-- START OF Provided information --

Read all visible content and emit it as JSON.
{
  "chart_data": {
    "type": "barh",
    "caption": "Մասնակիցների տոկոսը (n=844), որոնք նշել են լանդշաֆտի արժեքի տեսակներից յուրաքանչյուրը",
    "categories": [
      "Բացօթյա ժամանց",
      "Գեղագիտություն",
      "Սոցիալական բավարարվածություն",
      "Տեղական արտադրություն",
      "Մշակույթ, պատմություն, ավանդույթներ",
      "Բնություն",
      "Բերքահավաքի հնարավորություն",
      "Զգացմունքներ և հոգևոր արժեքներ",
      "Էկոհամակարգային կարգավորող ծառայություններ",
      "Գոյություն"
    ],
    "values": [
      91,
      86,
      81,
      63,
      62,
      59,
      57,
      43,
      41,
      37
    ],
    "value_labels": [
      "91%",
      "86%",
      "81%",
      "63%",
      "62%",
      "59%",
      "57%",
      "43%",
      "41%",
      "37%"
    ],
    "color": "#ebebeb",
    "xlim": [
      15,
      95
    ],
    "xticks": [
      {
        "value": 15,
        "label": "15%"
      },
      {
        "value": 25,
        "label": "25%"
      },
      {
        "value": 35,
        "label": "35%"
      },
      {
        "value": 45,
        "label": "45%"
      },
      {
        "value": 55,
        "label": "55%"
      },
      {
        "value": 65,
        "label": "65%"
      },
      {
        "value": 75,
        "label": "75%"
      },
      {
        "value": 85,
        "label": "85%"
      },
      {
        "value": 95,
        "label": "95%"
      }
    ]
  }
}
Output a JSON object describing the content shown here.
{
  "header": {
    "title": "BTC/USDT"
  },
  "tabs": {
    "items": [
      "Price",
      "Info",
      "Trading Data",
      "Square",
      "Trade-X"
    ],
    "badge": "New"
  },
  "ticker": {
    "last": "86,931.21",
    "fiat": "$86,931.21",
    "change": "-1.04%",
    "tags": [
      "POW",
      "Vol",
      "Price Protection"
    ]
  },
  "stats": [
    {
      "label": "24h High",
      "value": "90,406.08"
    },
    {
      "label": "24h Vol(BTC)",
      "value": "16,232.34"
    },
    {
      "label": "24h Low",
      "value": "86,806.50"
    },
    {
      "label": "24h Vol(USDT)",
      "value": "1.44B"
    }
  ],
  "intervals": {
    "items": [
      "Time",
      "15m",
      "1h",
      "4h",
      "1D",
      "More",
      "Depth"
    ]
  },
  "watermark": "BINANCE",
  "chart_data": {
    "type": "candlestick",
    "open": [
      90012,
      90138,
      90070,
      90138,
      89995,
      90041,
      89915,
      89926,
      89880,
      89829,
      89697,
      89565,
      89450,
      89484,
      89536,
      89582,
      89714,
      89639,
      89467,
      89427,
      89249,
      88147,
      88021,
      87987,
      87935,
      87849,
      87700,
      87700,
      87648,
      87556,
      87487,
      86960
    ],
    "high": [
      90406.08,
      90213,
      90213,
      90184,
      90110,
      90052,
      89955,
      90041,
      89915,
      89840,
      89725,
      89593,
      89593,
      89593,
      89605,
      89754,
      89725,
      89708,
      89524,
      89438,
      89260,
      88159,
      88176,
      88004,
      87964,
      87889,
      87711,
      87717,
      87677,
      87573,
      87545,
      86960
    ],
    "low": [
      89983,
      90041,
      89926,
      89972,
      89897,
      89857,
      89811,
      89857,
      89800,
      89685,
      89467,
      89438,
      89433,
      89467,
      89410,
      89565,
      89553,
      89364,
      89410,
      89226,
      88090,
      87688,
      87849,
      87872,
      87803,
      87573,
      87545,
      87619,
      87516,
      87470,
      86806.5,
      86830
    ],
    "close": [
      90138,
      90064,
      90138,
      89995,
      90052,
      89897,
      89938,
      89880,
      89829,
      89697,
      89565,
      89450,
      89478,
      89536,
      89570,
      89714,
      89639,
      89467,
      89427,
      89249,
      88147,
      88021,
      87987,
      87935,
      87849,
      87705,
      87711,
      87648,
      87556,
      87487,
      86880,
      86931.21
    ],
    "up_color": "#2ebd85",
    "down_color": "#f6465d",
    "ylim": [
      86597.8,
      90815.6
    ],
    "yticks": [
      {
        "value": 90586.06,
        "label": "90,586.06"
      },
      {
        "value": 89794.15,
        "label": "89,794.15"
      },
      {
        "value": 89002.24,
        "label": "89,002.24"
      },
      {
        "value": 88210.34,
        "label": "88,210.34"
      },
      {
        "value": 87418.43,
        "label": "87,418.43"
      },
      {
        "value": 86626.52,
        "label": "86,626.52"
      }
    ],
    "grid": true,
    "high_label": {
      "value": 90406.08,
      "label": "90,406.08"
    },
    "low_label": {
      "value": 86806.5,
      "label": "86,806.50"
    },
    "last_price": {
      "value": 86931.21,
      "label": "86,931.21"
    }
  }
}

-- END OF Provided information --

## Short exercise
Give the number of lines in the records that contain the string "JSON", and nothing besides.

## Solution for this exercise
2